┌──

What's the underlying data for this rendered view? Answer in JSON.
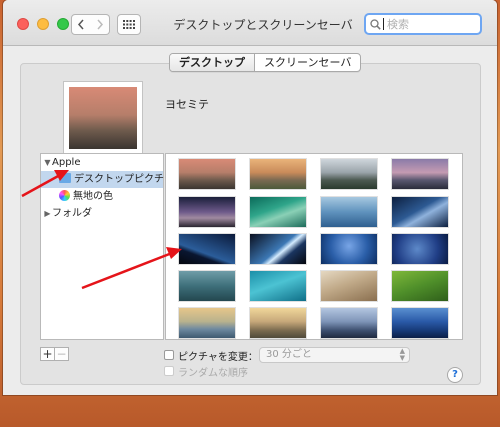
{
  "window": {
    "title": "デスクトップとスクリーンセーバ",
    "search_placeholder": "検索"
  },
  "tabs": [
    {
      "label": "デスクトップ",
      "selected": true
    },
    {
      "label": "スクリーンセーバ",
      "selected": false
    }
  ],
  "preview": {
    "label": "ヨセミテ"
  },
  "sidebar": {
    "groups": [
      {
        "label": "Apple",
        "expanded": true,
        "items": [
          {
            "label": "デスクトップピクチャ",
            "selected": true,
            "icon": "folder-icon"
          },
          {
            "label": "無地の色",
            "selected": false,
            "icon": "color-wheel-icon"
          }
        ]
      },
      {
        "label": "フォルダ",
        "expanded": false,
        "items": []
      }
    ]
  },
  "thumbnails": [
    {
      "name": "yosemite-half-dome"
    },
    {
      "name": "el-capitan-sunset"
    },
    {
      "name": "yosemite-valley"
    },
    {
      "name": "half-dome-dusk"
    },
    {
      "name": "lake-night"
    },
    {
      "name": "green-wave"
    },
    {
      "name": "ocean-wave"
    },
    {
      "name": "galaxy"
    },
    {
      "name": "earth-horizon"
    },
    {
      "name": "earth-from-space"
    },
    {
      "name": "blue-stars"
    },
    {
      "name": "night-sky"
    },
    {
      "name": "cloud-texture"
    },
    {
      "name": "turquoise-water"
    },
    {
      "name": "sand-dunes"
    },
    {
      "name": "green-field"
    },
    {
      "name": "misty-forest"
    },
    {
      "name": "golden-sunrays"
    },
    {
      "name": "mountain-mist"
    },
    {
      "name": "blue-mountains"
    }
  ],
  "bottom": {
    "add_label": "+",
    "remove_label": "−",
    "change_picture_label": "ピクチャを変更：",
    "change_picture_checked": false,
    "interval_value": "30 分ごと",
    "random_order_label": "ランダムな順序",
    "random_order_checked": false,
    "help_label": "?"
  },
  "colors": {
    "annotation_arrow": "#e5141a",
    "selection": "#c2d7ee",
    "search_focus": "#6ea6f2"
  }
}
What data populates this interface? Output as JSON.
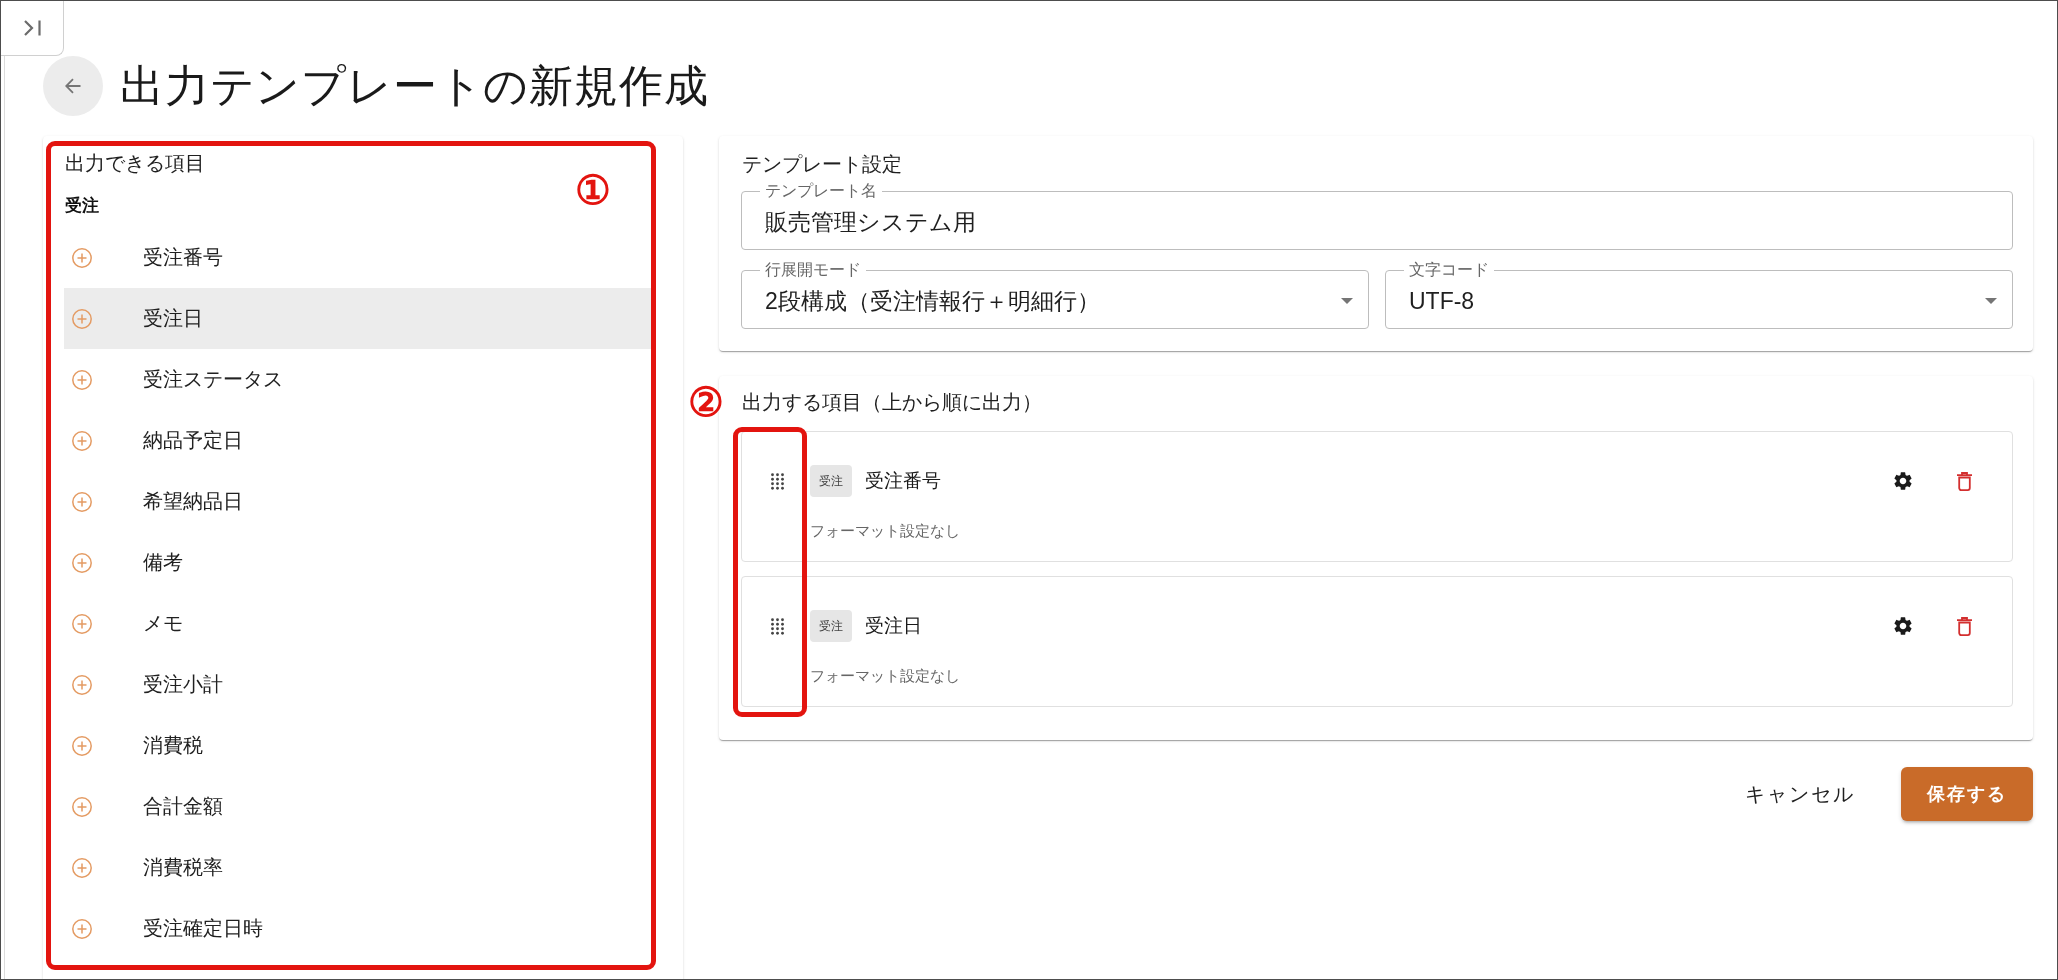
{
  "page": {
    "title": "出力テンプレートの新規作成"
  },
  "available_fields": {
    "title": "出力できる項目",
    "annotation_marker": "①",
    "group": "受注",
    "items": [
      {
        "label": "受注番号",
        "highlighted": false
      },
      {
        "label": "受注日",
        "highlighted": true
      },
      {
        "label": "受注ステータス",
        "highlighted": false
      },
      {
        "label": "納品予定日",
        "highlighted": false
      },
      {
        "label": "希望納品日",
        "highlighted": false
      },
      {
        "label": "備考",
        "highlighted": false
      },
      {
        "label": "メモ",
        "highlighted": false
      },
      {
        "label": "受注小計",
        "highlighted": false
      },
      {
        "label": "消費税",
        "highlighted": false
      },
      {
        "label": "合計金額",
        "highlighted": false
      },
      {
        "label": "消費税率",
        "highlighted": false
      },
      {
        "label": "受注確定日時",
        "highlighted": false
      }
    ]
  },
  "template_settings": {
    "title": "テンプレート設定",
    "name_field": {
      "label": "テンプレート名",
      "value": "販売管理システム用"
    },
    "selects": [
      {
        "label": "行展開モード",
        "value": "2段構成（受注情報行＋明細行）"
      },
      {
        "label": "文字コード",
        "value": "UTF-8"
      }
    ]
  },
  "output_fields": {
    "title": "出力する項目（上から順に出力）",
    "annotation_marker": "②",
    "items": [
      {
        "tag": "受注",
        "name": "受注番号",
        "format": "フォーマット設定なし"
      },
      {
        "tag": "受注",
        "name": "受注日",
        "format": "フォーマット設定なし"
      }
    ]
  },
  "actions": [
    {
      "label": "キャンセル",
      "kind": "text"
    },
    {
      "label": "保存する",
      "kind": "primary"
    }
  ]
}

└──

** Objective **
Output the full set of records above without changing a word, and drop the images.

** Task output **
What's the underlying data for this rendered view? Answer in JSON.
{
  "window": {
    "title": "デスクトップとスクリーンセーバ",
    "search_placeholder": "検索"
  },
  "tabs": [
    {
      "label": "デスクトップ",
      "selected": true
    },
    {
      "label": "スクリーンセーバ",
      "selected": false
    }
  ],
  "preview": {
    "label": "ヨセミテ"
  },
  "sidebar": {
    "groups": [
      {
        "label": "Apple",
        "expanded": true,
        "items": [
          {
            "label": "デスクトップピクチャ",
            "selected": true,
            "icon": "folder-icon"
          },
          {
            "label": "無地の色",
            "selected": false,
            "icon": "color-wheel-icon"
          }
        ]
      },
      {
        "label": "フォルダ",
        "expanded": false,
        "items": []
      }
    ]
  },
  "thumbnails": [
    {
      "name": "yosemite-half-dome"
    },
    {
      "name": "el-capitan-sunset"
    },
    {
      "name": "yosemite-valley"
    },
    {
      "name": "half-dome-dusk"
    },
    {
      "name": "lake-night"
    },
    {
      "name": "green-wave"
    },
    {
      "name": "ocean-wave"
    },
    {
      "name": "galaxy"
    },
    {
      "name": "earth-horizon"
    },
    {
      "name": "earth-from-space"
    },
    {
      "name": "blue-stars"
    },
    {
      "name": "night-sky"
    },
    {
      "name": "cloud-texture"
    },
    {
      "name": "turquoise-water"
    },
    {
      "name": "sand-dunes"
    },
    {
      "name": "green-field"
    },
    {
      "name": "misty-forest"
    },
    {
      "name": "golden-sunrays"
    },
    {
      "name": "mountain-mist"
    },
    {
      "name": "blue-mountains"
    }
  ],
  "bottom": {
    "add_label": "+",
    "remove_label": "−",
    "change_picture_label": "ピクチャを変更：",
    "change_picture_checked": false,
    "interval_value": "30 分ごと",
    "random_order_label": "ランダムな順序",
    "random_order_checked": false,
    "help_label": "?"
  },
  "colors": {
    "annotation_arrow": "#e5141a",
    "selection": "#c2d7ee",
    "search_focus": "#6ea6f2"
  }
}
What data populates this interface? Output as JSON.
{
  "page": {
    "title": "出力テンプレートの新規作成"
  },
  "available_fields": {
    "title": "出力できる項目",
    "annotation_marker": "①",
    "group": "受注",
    "items": [
      {
        "label": "受注番号",
        "highlighted": false
      },
      {
        "label": "受注日",
        "highlighted": true
      },
      {
        "label": "受注ステータス",
        "highlighted": false
      },
      {
        "label": "納品予定日",
        "highlighted": false
      },
      {
        "label": "希望納品日",
        "highlighted": false
      },
      {
        "label": "備考",
        "highlighted": false
      },
      {
        "label": "メモ",
        "highlighted": false
      },
      {
        "label": "受注小計",
        "highlighted": false
      },
      {
        "label": "消費税",
        "highlighted": false
      },
      {
        "label": "合計金額",
        "highlighted": false
      },
      {
        "label": "消費税率",
        "highlighted": false
      },
      {
        "label": "受注確定日時",
        "highlighted": false
      }
    ]
  },
  "template_settings": {
    "title": "テンプレート設定",
    "name_field": {
      "label": "テンプレート名",
      "value": "販売管理システム用"
    },
    "selects": [
      {
        "label": "行展開モード",
        "value": "2段構成（受注情報行＋明細行）"
      },
      {
        "label": "文字コード",
        "value": "UTF-8"
      }
    ]
  },
  "output_fields": {
    "title": "出力する項目（上から順に出力）",
    "annotation_marker": "②",
    "items": [
      {
        "tag": "受注",
        "name": "受注番号",
        "format": "フォーマット設定なし"
      },
      {
        "tag": "受注",
        "name": "受注日",
        "format": "フォーマット設定なし"
      }
    ]
  },
  "actions": [
    {
      "label": "キャンセル",
      "kind": "text"
    },
    {
      "label": "保存する",
      "kind": "primary"
    }
  ]
}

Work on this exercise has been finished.